TASK DETAILS -
Answer with the number of lines in the listing below that contain the word "sismico", and nothing else.

DATASET EXCERPTS -
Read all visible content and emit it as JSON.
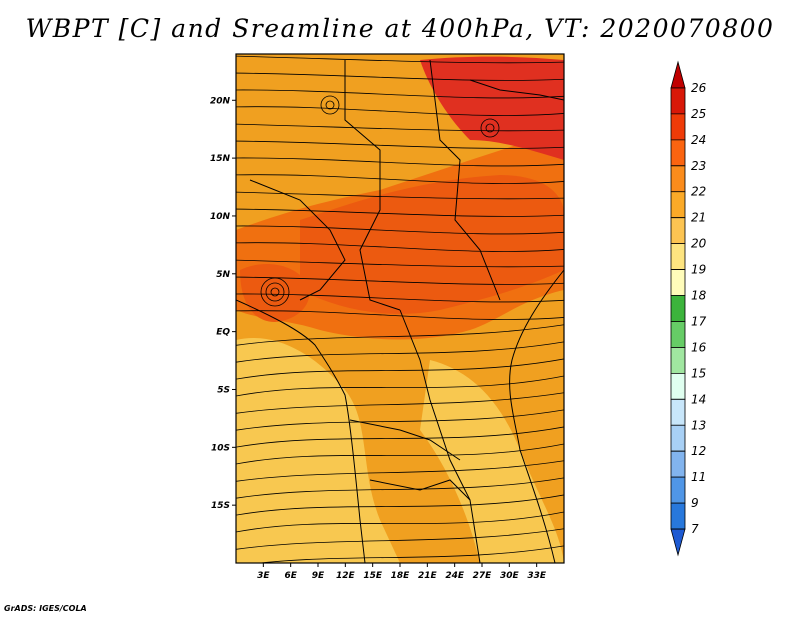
{
  "title": "WBPT [C] and Sreamline at 400hPa, VT: 2020070800",
  "credit": "GrADS: IGES/COLA",
  "map": {
    "lon_range": [
      0,
      36
    ],
    "lat_range": [
      -20,
      24
    ],
    "lat_ticks": [
      {
        "label": "20N",
        "lat": 20
      },
      {
        "label": "15N",
        "lat": 15
      },
      {
        "label": "10N",
        "lat": 10
      },
      {
        "label": "5N",
        "lat": 5
      },
      {
        "label": "EQ",
        "lat": 0
      },
      {
        "label": "5S",
        "lat": -5
      },
      {
        "label": "10S",
        "lat": -10
      },
      {
        "label": "15S",
        "lat": -15
      }
    ],
    "lon_ticks": [
      {
        "label": "3E",
        "lon": 3
      },
      {
        "label": "6E",
        "lon": 6
      },
      {
        "label": "9E",
        "lon": 9
      },
      {
        "label": "12E",
        "lon": 12
      },
      {
        "label": "15E",
        "lon": 15
      },
      {
        "label": "18E",
        "lon": 18
      },
      {
        "label": "21E",
        "lon": 21
      },
      {
        "label": "24E",
        "lon": 24
      },
      {
        "label": "27E",
        "lon": 27
      },
      {
        "label": "30E",
        "lon": 30
      },
      {
        "label": "33E",
        "lon": 33
      }
    ],
    "colors": {
      "base": "#f0a020",
      "light": "#f8c850",
      "warm": "#f07010",
      "hot": "#ec5a10",
      "red": "#e03020",
      "streamline": "#000000",
      "border": "#000000"
    }
  },
  "colorbar": {
    "levels": [
      "26",
      "25",
      "24",
      "23",
      "22",
      "21",
      "20",
      "19",
      "18",
      "17",
      "16",
      "15",
      "14",
      "13",
      "12",
      "11",
      "9",
      "7"
    ],
    "colors": [
      "#c00000",
      "#d81808",
      "#ef3b08",
      "#fb6410",
      "#fb8c1c",
      "#fbaa28",
      "#fcc452",
      "#fde480",
      "#fffcba",
      "#3cb43c",
      "#66cc66",
      "#a0e6a0",
      "#e0fff0",
      "#c8e6fa",
      "#a8d0f5",
      "#82b4ee",
      "#5096e6",
      "#2878dc",
      "#1e5ad2"
    ]
  }
}
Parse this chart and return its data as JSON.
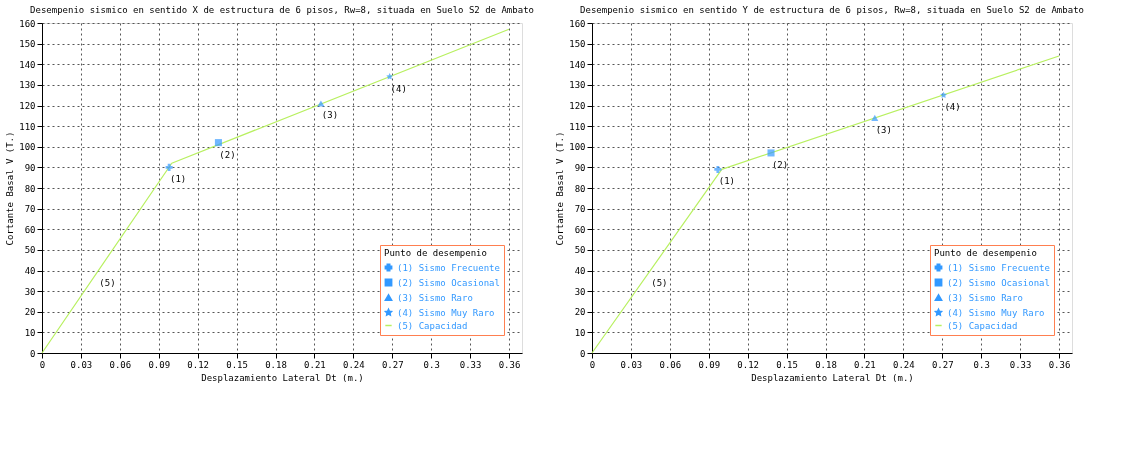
{
  "chart_data": [
    {
      "type": "line",
      "title": "Desempenio sismico en sentido X de estructura de 6 pisos, Rw=8, situada en Suelo S2 de Ambato",
      "xlabel": "Desplazamiento Lateral Dt (m.)",
      "ylabel": "Cortante Basal V (T.)",
      "legend_title": "Punto de desempenio",
      "legend": "bottom right",
      "grid": true,
      "line_style": "solid",
      "xlim": [
        0,
        0.37
      ],
      "xticks": [
        0,
        0.03,
        0.06,
        0.09,
        0.12,
        0.15,
        0.18,
        0.21,
        0.24,
        0.27,
        0.3,
        0.33,
        0.36
      ],
      "ylim": [
        0,
        160
      ],
      "yticks": [
        0,
        10,
        20,
        30,
        40,
        50,
        60,
        70,
        80,
        90,
        100,
        110,
        120,
        130,
        140,
        150,
        160
      ],
      "series": [
        {
          "name": "(1) Sismo Frecuente",
          "type": "scatter",
          "marker": "cross",
          "color": "#3399ff",
          "x": [
            0.098
          ],
          "values": [
            90
          ]
        },
        {
          "name": "(2) Sismo Ocasional",
          "type": "scatter",
          "marker": "square",
          "color": "#3399ff",
          "x": [
            0.136
          ],
          "values": [
            102
          ]
        },
        {
          "name": "(3) Sismo Raro",
          "type": "scatter",
          "marker": "triangle",
          "color": "#3399ff",
          "x": [
            0.215
          ],
          "values": [
            121
          ]
        },
        {
          "name": "(4) Sismo Muy Raro",
          "type": "scatter",
          "marker": "star",
          "color": "#3399ff",
          "x": [
            0.268
          ],
          "values": [
            134
          ]
        },
        {
          "name": "(5) Capacidad",
          "marker": "none",
          "color": "#b8f060",
          "x": [
            0,
            0.1,
            0.36
          ],
          "values": [
            0,
            92,
            157
          ]
        }
      ],
      "annotations": [
        {
          "text": "(1)",
          "x": 0.098,
          "y": 90
        },
        {
          "text": "(2)",
          "x": 0.136,
          "y": 102
        },
        {
          "text": "(3)",
          "x": 0.215,
          "y": 121
        },
        {
          "text": "(4)",
          "x": 0.268,
          "y": 134
        },
        {
          "text": "(5)",
          "x": 0.0435,
          "y": 40
        }
      ]
    },
    {
      "type": "line",
      "title": "Desempenio sismico en sentido Y de estructura de 6 pisos, Rw=8, situada en Suelo S2 de Ambato",
      "xlabel": "Desplazamiento Lateral Dt (m.)",
      "ylabel": "Cortante Basal V (T.)",
      "legend_title": "Punto de desempenio",
      "legend": "bottom right",
      "grid": true,
      "line_style": "solid",
      "xlim": [
        0,
        0.37
      ],
      "xticks": [
        0,
        0.03,
        0.06,
        0.09,
        0.12,
        0.15,
        0.18,
        0.21,
        0.24,
        0.27,
        0.3,
        0.33,
        0.36
      ],
      "ylim": [
        0,
        160
      ],
      "yticks": [
        0,
        10,
        20,
        30,
        40,
        50,
        60,
        70,
        80,
        90,
        100,
        110,
        120,
        130,
        140,
        150,
        160
      ],
      "series": [
        {
          "name": "(1) Sismo Frecuente",
          "type": "scatter",
          "marker": "cross",
          "color": "#3399ff",
          "x": [
            0.097
          ],
          "values": [
            89
          ]
        },
        {
          "name": "(2) Sismo Ocasional",
          "type": "scatter",
          "marker": "square",
          "color": "#3399ff",
          "x": [
            0.138
          ],
          "values": [
            97
          ]
        },
        {
          "name": "(3) Sismo Raro",
          "type": "scatter",
          "marker": "triangle",
          "color": "#3399ff",
          "x": [
            0.218
          ],
          "values": [
            114
          ]
        },
        {
          "name": "(4) Sismo Muy Raro",
          "type": "scatter",
          "marker": "star",
          "color": "#3399ff",
          "x": [
            0.271
          ],
          "values": [
            125
          ]
        },
        {
          "name": "(5) Capacidad",
          "marker": "none",
          "color": "#b8f060",
          "x": [
            0,
            0.1,
            0.36
          ],
          "values": [
            0,
            89,
            144
          ]
        }
      ],
      "annotations": [
        {
          "text": "(1)",
          "x": 0.097,
          "y": 89
        },
        {
          "text": "(2)",
          "x": 0.138,
          "y": 97
        },
        {
          "text": "(3)",
          "x": 0.218,
          "y": 114
        },
        {
          "text": "(4)",
          "x": 0.271,
          "y": 125
        },
        {
          "text": "(5)",
          "x": 0.045,
          "y": 40
        }
      ]
    }
  ]
}
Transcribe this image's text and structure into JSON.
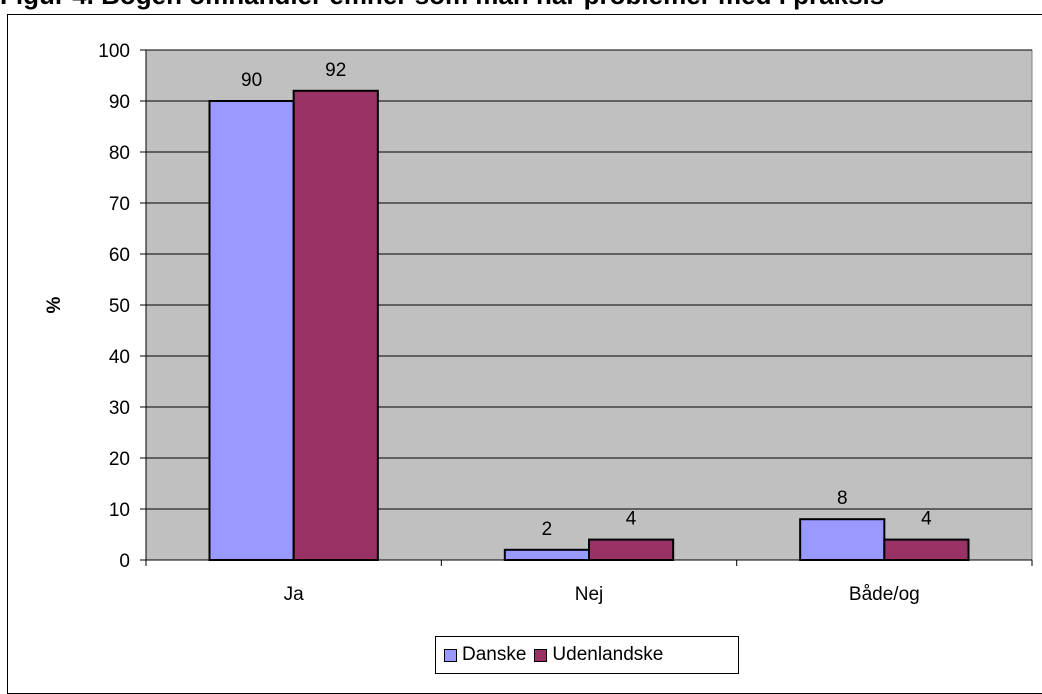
{
  "page": {
    "title": "Figur 4. Bogen omhandler emner som man har problemer med i praksis"
  },
  "chart_data": {
    "type": "bar",
    "title": "",
    "xlabel": "",
    "ylabel": "%",
    "categories": [
      "Ja",
      "Nej",
      "Både/og"
    ],
    "series": [
      {
        "name": "Danske",
        "values": [
          90,
          2,
          8
        ],
        "color": "#9999ff"
      },
      {
        "name": "Udenlandske",
        "values": [
          92,
          4,
          4
        ],
        "color": "#993366"
      }
    ],
    "ylim": [
      0,
      100
    ],
    "yticks": [
      0,
      10,
      20,
      30,
      40,
      50,
      60,
      70,
      80,
      90,
      100
    ],
    "grid": true,
    "plot_background": "#c0c0c0",
    "legend": "bottom",
    "data_labels": true
  }
}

RESULT FOR THIS TASK -
2